- [GIVEN PROBLEM]: Scan the material below for the string "Rapid", and copy every line where it shows up.

- [PROVIDED RECORDS]:

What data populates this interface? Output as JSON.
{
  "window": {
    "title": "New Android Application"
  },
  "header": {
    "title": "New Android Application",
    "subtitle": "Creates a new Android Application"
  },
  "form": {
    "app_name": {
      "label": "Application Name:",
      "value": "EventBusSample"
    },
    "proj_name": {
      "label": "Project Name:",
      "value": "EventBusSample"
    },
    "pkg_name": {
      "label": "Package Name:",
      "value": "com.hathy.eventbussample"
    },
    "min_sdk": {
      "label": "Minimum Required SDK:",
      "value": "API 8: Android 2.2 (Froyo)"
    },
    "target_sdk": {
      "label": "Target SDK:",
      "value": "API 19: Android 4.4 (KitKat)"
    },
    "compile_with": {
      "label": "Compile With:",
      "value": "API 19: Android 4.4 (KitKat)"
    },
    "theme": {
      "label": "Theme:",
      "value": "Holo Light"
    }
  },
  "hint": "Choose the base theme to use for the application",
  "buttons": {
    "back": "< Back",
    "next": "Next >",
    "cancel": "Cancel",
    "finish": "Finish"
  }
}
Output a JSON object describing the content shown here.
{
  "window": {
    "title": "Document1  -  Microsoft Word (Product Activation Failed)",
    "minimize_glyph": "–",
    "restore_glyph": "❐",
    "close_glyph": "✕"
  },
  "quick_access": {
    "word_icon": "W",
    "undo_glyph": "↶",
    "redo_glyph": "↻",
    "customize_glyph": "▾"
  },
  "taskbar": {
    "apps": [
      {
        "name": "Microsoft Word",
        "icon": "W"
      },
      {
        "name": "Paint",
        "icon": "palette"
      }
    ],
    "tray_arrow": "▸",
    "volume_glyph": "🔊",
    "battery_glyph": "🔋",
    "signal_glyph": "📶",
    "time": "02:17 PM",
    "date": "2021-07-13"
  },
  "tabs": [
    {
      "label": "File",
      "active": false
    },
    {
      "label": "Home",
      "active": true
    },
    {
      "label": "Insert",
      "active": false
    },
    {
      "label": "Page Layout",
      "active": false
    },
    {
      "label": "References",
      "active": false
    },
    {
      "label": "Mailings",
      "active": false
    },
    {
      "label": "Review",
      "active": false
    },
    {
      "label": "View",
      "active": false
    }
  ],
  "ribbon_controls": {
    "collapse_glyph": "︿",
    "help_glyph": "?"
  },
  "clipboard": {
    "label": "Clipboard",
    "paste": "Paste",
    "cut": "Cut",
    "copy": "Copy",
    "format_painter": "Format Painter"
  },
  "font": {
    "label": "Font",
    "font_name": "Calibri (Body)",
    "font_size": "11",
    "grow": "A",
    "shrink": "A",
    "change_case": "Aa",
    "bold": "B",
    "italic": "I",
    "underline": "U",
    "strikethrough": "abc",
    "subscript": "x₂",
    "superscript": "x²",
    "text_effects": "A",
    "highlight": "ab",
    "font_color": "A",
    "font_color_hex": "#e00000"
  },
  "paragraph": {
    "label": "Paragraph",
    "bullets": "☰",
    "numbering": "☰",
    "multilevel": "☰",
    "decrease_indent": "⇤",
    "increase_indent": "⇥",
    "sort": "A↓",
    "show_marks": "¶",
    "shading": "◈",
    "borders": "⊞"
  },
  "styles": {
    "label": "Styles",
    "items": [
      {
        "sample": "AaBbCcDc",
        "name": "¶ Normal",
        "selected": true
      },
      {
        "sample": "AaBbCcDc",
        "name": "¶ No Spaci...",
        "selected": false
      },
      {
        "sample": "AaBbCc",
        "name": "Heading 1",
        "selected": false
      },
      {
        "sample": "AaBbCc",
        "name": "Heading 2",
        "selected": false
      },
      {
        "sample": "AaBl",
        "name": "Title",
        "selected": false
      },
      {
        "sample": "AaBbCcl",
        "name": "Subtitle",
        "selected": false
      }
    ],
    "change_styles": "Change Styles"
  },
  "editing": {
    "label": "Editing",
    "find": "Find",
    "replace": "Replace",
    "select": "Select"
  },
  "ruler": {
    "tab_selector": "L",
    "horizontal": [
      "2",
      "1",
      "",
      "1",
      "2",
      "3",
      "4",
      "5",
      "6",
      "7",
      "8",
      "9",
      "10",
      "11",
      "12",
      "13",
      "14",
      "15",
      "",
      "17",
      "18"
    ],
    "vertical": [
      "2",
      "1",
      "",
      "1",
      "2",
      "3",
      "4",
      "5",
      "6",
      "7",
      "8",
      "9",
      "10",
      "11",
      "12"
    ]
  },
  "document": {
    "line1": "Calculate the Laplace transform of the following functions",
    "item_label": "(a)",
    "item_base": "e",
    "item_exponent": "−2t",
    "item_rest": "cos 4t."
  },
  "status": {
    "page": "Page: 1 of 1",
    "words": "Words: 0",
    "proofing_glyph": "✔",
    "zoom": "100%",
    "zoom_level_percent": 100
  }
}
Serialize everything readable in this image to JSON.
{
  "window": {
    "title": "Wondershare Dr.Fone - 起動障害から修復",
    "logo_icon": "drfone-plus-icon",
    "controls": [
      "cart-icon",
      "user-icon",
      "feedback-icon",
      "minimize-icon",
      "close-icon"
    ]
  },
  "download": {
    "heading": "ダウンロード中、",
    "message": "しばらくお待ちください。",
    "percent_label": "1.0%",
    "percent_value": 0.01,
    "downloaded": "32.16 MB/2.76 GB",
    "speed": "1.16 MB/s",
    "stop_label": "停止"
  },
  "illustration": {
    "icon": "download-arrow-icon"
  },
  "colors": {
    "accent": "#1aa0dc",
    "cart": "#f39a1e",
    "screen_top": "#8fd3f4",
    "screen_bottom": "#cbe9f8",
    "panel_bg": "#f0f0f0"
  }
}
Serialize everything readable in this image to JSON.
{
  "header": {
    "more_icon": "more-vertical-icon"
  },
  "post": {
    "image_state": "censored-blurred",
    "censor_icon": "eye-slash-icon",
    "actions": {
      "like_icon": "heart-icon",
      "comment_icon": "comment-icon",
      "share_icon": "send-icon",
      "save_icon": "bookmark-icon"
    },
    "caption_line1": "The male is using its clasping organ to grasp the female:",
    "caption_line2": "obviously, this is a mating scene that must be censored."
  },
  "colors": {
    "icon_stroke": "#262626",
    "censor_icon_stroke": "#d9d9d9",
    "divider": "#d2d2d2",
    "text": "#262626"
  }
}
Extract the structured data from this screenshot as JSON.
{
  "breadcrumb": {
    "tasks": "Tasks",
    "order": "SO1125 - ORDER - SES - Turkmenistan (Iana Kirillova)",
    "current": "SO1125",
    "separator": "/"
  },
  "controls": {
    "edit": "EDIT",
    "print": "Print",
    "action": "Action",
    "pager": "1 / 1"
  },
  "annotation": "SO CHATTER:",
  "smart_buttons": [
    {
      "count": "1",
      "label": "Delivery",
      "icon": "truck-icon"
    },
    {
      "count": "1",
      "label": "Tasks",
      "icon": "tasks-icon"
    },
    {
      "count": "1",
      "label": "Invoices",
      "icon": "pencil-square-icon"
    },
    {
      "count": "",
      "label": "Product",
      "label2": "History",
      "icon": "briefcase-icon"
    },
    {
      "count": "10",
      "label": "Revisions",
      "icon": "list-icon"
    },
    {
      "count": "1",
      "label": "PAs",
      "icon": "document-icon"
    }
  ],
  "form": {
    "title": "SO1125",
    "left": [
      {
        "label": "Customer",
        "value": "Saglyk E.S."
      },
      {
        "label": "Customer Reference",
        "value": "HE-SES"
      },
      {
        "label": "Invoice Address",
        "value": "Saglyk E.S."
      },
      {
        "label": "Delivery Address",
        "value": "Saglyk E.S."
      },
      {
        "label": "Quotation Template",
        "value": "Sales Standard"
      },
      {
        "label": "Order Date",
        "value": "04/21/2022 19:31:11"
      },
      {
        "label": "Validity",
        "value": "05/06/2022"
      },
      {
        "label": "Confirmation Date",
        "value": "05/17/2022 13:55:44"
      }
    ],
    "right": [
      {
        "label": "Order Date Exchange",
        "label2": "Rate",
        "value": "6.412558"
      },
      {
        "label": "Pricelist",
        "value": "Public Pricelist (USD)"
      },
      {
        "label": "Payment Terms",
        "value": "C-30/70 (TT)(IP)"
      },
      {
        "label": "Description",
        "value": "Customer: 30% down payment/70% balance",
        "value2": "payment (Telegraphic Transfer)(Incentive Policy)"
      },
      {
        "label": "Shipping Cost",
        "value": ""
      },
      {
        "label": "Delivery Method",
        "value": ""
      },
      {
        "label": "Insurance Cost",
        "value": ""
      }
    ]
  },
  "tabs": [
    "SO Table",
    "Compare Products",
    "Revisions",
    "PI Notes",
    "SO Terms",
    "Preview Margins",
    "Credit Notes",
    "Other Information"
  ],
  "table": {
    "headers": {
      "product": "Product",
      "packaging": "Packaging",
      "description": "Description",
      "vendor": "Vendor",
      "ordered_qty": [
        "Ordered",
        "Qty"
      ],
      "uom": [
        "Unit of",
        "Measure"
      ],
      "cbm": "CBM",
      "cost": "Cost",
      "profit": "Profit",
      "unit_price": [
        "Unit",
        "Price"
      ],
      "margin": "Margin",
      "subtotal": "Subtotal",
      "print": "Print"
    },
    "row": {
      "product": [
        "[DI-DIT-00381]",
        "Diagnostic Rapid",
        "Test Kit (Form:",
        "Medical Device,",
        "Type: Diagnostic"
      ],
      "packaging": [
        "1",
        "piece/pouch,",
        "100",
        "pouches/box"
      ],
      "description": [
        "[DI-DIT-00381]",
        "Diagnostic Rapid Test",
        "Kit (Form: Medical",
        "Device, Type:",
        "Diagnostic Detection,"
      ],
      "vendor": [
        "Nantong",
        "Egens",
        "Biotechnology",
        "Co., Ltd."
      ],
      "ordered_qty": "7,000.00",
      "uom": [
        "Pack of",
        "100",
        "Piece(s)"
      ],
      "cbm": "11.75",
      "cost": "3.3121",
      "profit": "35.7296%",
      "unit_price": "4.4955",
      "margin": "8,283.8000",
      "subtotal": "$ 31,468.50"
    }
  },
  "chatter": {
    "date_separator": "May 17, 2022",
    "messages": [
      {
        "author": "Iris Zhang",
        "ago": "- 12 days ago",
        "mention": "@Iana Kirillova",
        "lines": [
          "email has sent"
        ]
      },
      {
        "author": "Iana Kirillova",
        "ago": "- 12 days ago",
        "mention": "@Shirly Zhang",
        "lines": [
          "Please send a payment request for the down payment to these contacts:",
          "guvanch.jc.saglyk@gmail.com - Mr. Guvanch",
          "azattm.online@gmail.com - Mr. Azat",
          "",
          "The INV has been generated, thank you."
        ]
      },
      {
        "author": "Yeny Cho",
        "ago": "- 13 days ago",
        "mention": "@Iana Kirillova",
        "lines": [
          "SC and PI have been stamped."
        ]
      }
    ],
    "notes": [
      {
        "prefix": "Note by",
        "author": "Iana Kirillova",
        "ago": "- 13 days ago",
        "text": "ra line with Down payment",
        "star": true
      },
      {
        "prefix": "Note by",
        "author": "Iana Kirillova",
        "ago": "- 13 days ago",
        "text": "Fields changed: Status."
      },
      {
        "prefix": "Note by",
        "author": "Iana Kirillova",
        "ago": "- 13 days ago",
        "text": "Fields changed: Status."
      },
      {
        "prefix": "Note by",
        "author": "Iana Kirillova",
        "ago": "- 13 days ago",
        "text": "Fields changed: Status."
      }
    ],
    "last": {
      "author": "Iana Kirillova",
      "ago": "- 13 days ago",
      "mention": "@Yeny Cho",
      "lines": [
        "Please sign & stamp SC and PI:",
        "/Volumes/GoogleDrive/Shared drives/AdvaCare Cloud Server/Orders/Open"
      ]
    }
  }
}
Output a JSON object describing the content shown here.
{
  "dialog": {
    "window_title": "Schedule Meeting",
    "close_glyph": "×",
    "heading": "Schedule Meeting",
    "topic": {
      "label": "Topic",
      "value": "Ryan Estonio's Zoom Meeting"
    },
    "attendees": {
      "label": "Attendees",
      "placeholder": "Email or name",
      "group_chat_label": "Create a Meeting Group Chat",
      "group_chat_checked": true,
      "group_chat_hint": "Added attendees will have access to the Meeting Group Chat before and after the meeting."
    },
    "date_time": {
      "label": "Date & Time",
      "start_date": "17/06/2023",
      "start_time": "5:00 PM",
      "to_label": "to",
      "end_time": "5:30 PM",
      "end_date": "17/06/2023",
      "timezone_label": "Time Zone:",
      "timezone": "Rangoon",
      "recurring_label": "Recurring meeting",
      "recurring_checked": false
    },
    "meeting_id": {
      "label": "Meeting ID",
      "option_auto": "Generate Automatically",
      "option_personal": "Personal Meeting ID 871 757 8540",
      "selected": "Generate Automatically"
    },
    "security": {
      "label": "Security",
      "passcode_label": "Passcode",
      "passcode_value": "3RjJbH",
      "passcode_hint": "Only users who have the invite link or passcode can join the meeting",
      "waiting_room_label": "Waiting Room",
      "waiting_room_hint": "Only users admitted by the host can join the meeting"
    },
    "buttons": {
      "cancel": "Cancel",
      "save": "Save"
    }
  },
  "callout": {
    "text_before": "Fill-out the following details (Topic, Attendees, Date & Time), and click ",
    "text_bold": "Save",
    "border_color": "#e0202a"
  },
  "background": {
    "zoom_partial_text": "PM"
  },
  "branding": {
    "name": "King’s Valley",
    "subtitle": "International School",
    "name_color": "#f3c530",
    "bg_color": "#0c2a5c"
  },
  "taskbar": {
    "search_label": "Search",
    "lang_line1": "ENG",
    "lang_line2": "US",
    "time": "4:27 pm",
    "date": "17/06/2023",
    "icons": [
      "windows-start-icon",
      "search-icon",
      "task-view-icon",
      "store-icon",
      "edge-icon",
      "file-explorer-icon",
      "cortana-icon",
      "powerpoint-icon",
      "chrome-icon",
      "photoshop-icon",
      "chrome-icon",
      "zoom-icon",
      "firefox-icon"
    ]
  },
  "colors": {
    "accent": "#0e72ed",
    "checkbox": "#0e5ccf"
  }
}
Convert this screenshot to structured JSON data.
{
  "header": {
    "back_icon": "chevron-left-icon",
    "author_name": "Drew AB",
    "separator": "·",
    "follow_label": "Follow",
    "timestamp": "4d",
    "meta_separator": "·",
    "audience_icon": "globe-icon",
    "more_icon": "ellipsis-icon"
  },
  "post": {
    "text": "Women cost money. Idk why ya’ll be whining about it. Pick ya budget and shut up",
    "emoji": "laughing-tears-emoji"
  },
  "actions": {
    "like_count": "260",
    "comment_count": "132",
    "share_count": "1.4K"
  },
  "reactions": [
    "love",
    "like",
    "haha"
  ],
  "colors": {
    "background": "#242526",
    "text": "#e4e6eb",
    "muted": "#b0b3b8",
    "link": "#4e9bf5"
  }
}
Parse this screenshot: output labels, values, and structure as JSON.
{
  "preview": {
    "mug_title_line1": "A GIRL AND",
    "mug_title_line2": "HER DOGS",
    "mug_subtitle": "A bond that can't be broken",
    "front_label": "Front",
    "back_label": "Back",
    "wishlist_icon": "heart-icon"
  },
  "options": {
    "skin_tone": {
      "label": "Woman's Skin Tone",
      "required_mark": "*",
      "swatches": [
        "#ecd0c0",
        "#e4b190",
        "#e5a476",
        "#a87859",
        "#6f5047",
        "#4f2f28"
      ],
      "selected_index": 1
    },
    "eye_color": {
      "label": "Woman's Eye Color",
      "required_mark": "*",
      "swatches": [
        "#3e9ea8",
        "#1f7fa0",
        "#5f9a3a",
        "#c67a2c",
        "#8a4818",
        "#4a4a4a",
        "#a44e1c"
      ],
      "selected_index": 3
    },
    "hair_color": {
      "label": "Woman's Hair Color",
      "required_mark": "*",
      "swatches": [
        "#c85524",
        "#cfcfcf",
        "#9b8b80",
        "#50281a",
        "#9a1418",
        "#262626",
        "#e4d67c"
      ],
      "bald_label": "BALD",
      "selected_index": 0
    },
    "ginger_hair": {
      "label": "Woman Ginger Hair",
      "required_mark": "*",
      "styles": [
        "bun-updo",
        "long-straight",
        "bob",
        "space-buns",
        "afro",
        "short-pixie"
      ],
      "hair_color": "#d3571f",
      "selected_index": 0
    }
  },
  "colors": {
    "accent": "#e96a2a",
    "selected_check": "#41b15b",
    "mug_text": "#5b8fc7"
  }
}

- [FINAL ANSWER]:
        "Diagnostic Rapid",
        "Diagnostic Rapid Test",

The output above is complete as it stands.